### EXERCISE DETAILS
Your task is to retype each line of the data below exactly.
*-*-*
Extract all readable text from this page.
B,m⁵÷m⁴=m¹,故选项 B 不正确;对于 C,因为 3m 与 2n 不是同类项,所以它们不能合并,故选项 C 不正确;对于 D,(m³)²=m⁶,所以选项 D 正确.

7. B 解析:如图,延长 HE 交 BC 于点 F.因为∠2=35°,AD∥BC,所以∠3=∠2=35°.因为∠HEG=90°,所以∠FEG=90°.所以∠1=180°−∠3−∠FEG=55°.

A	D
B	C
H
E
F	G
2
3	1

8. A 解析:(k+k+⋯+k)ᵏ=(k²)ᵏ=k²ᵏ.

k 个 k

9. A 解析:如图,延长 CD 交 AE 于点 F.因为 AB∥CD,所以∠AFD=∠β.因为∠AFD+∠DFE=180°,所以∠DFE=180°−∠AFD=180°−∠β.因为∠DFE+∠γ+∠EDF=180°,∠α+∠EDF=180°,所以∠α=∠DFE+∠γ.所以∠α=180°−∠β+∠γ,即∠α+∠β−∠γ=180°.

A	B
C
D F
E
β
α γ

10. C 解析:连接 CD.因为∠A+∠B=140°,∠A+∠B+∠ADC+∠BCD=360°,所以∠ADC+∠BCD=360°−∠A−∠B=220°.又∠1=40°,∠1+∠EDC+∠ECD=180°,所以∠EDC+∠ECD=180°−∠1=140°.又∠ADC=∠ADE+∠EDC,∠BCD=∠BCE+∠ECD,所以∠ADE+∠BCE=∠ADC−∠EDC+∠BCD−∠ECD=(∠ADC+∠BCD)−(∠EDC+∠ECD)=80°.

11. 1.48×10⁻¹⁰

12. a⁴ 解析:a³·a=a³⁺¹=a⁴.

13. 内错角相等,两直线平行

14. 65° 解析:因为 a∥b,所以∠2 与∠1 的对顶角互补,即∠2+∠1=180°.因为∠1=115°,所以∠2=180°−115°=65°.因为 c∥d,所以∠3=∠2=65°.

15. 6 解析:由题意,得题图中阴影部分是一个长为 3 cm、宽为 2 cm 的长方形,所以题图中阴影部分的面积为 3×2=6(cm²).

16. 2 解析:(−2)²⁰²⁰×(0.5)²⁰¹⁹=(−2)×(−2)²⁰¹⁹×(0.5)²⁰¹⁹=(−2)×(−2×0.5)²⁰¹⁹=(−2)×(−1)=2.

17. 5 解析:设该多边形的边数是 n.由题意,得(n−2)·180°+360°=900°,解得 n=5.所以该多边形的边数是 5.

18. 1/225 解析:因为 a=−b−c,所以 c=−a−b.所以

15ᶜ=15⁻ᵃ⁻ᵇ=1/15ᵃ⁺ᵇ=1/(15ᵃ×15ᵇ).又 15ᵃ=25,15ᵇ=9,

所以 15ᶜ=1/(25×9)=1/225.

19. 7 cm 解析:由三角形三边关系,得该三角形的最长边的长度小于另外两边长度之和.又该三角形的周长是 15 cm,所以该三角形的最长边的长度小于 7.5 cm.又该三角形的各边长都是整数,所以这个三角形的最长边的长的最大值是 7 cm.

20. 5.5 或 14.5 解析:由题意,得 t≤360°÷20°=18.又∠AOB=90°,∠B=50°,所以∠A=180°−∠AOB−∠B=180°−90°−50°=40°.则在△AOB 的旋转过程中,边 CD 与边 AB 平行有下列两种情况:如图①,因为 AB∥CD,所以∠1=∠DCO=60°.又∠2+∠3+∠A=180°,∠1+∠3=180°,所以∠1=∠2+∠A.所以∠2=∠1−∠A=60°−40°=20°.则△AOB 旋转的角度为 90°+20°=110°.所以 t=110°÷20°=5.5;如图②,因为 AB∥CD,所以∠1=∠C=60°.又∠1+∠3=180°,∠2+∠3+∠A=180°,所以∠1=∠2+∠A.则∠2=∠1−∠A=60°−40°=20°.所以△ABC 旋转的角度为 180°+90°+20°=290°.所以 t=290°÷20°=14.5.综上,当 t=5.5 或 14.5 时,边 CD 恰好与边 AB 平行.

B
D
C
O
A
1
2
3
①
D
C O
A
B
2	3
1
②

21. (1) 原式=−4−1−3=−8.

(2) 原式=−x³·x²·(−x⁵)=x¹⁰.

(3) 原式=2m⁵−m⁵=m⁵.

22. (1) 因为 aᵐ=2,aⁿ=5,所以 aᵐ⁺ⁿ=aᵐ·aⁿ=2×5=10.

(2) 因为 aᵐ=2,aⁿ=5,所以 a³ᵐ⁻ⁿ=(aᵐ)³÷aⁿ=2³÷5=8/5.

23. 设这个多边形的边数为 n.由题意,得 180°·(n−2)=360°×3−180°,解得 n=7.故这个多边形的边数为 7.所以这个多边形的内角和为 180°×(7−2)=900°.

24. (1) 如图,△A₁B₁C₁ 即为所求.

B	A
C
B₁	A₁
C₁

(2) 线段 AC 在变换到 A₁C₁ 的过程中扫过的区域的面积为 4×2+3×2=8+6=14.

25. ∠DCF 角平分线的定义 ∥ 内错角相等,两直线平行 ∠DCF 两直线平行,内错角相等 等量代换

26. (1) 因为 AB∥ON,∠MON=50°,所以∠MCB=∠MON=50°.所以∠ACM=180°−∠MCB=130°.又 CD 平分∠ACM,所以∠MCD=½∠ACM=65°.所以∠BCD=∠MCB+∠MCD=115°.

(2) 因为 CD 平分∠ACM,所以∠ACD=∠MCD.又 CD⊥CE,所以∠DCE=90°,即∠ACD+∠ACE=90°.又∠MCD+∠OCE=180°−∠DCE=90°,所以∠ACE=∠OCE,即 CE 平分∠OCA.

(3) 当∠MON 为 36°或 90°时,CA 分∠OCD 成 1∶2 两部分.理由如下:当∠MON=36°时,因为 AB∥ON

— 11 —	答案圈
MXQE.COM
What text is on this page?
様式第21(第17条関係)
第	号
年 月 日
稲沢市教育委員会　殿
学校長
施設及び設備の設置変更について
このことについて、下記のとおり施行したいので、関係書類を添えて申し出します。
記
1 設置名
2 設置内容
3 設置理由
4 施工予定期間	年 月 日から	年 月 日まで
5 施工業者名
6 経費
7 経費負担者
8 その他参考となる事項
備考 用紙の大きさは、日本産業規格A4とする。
*-*-*
### FINAL RESULT
Extract all readable text from this page.
B,m⁵÷m⁴=m¹,故选项 B 不正确;对于 C,因为 3m 与 2n 不是同类项,所以它们不能合并,故选项 C 不正确;对于 D,(m³)²=m⁶,所以选项 D 正确.

7. B 解析:如图,延长 HE 交 BC 于点 F.因为∠2=35°,AD∥BC,所以∠3=∠2=35°.因为∠HEG=90°,所以∠FEG=90°.所以∠1=180°−∠3−∠FEG=55°.

A	D
B	C
H
E
F	G
2
3	1

8. A 解析:(k+k+⋯+k)ᵏ=(k²)ᵏ=k²ᵏ.

k 个 k

9. A 解析:如图,延长 CD 交 AE 于点 F.因为 AB∥CD,所以∠AFD=∠β.因为∠AFD+∠DFE=180°,所以∠DFE=180°−∠AFD=180°−∠β.因为∠DFE+∠γ+∠EDF=180°,∠α+∠EDF=180°,所以∠α=∠DFE+∠γ.所以∠α=180°−∠β+∠γ,即∠α+∠β−∠γ=180°.

A	B
C
D F
E
β
α γ

10. C 解析:连接 CD.因为∠A+∠B=140°,∠A+∠B+∠ADC+∠BCD=360°,所以∠ADC+∠BCD=360°−∠A−∠B=220°.又∠1=40°,∠1+∠EDC+∠ECD=180°,所以∠EDC+∠ECD=180°−∠1=140°.又∠ADC=∠ADE+∠EDC,∠BCD=∠BCE+∠ECD,所以∠ADE+∠BCE=∠ADC−∠EDC+∠BCD−∠ECD=(∠ADC+∠BCD)−(∠EDC+∠ECD)=80°.

11. 1.48×10⁻¹⁰

12. a⁴ 解析:a³·a=a³⁺¹=a⁴.

13. 内错角相等,两直线平行

14. 65° 解析:因为 a∥b,所以∠2 与∠1 的对顶角互补,即∠2+∠1=180°.因为∠1=115°,所以∠2=180°−115°=65°.因为 c∥d,所以∠3=∠2=65°.

15. 6 解析:由题意,得题图中阴影部分是一个长为 3 cm、宽为 2 cm 的长方形,所以题图中阴影部分的面积为 3×2=6(cm²).

16. 2 解析:(−2)²⁰²⁰×(0.5)²⁰¹⁹=(−2)×(−2)²⁰¹⁹×(0.5)²⁰¹⁹=(−2)×(−2×0.5)²⁰¹⁹=(−2)×(−1)=2.

17. 5 解析:设该多边形的边数是 n.由题意,得(n−2)·180°+360°=900°,解得 n=5.所以该多边形的边数是 5.

18. 1/225 解析:因为 a=−b−c,所以 c=−a−b.所以

15ᶜ=15⁻ᵃ⁻ᵇ=1/15ᵃ⁺ᵇ=1/(15ᵃ×15ᵇ).又 15ᵃ=25,15ᵇ=9,

所以 15ᶜ=1/(25×9)=1/225.

19. 7 cm 解析:由三角形三边关系,得该三角形的最长边的长度小于另外两边长度之和.又该三角形的周长是 15 cm,所以该三角形的最长边的长度小于 7.5 cm.又该三角形的各边长都是整数,所以这个三角形的最长边的长的最大值是 7 cm.

20. 5.5 或 14.5 解析:由题意,得 t≤360°÷20°=18.又∠AOB=90°,∠B=50°,所以∠A=180°−∠AOB−∠B=180°−90°−50°=40°.则在△AOB 的旋转过程中,边 CD 与边 AB 平行有下列两种情况:如图①,因为 AB∥CD,所以∠1=∠DCO=60°.又∠2+∠3+∠A=180°,∠1+∠3=180°,所以∠1=∠2+∠A.所以∠2=∠1−∠A=60°−40°=20°.则△AOB 旋转的角度为 90°+20°=110°.所以 t=110°÷20°=5.5;如图②,因为 AB∥CD,所以∠1=∠C=60°.又∠1+∠3=180°,∠2+∠3+∠A=180°,所以∠1=∠2+∠A.则∠2=∠1−∠A=60°−40°=20°.所以△ABC 旋转的角度为 180°+90°+20°=290°.所以 t=290°÷20°=14.5.综上,当 t=5.5 或 14.5 时,边 CD 恰好与边 AB 平行.

B
D
C
O
A
1
2
3
①
D
C O
A
B
2	3
1
②

21. (1) 原式=−4−1−3=−8.

(2) 原式=−x³·x²·(−x⁵)=x¹⁰.

(3) 原式=2m⁵−m⁵=m⁵.

22. (1) 因为 aᵐ=2,aⁿ=5,所以 aᵐ⁺ⁿ=aᵐ·aⁿ=2×5=10.

(2) 因为 aᵐ=2,aⁿ=5,所以 a³ᵐ⁻ⁿ=(aᵐ)³÷aⁿ=2³÷5=8/5.

23. 设这个多边形的边数为 n.由题意,得 180°·(n−2)=360°×3−180°,解得 n=7.故这个多边形的边数为 7.所以这个多边形的内角和为 180°×(7−2)=900°.

24. (1) 如图,△A₁B₁C₁ 即为所求.

B	A
C
B₁	A₁
C₁

(2) 线段 AC 在变换到 A₁C₁ 的过程中扫过的区域的面积为 4×2+3×2=8+6=14.

25. ∠DCF 角平分线的定义 ∥ 内错角相等,两直线平行 ∠DCF 两直线平行,内错角相等 等量代换

26. (1) 因为 AB∥ON,∠MON=50°,所以∠MCB=∠MON=50°.所以∠ACM=180°−∠MCB=130°.又 CD 平分∠ACM,所以∠MCD=½∠ACM=65°.所以∠BCD=∠MCB+∠MCD=115°.

(2) 因为 CD 平分∠ACM,所以∠ACD=∠MCD.又 CD⊥CE,所以∠DCE=90°,即∠ACD+∠ACE=90°.又∠MCD+∠OCE=180°−∠DCE=90°,所以∠ACE=∠OCE,即 CE 平分∠OCA.

(3) 当∠MON 为 36°或 90°时,CA 分∠OCD 成 1∶2 两部分.理由如下:当∠MON=36°时,因为 AB∥ON

— 11 —	答案圈
MXQE.COM
What text is on this page?
様式第21(第17条関係)
第	号
年 月 日
稲沢市教育委員会　殿
学校長
施設及び設備の設置変更について
このことについて、下記のとおり施行したいので、関係書類を添えて申し出します。
記
1 設置名
2 設置内容
3 設置理由
4 施工予定期間	年 月 日から	年 月 日まで
5 施工業者名
6 経費
7 経費負担者
8 その他参考となる事項
備考 用紙の大きさは、日本産業規格A4とする。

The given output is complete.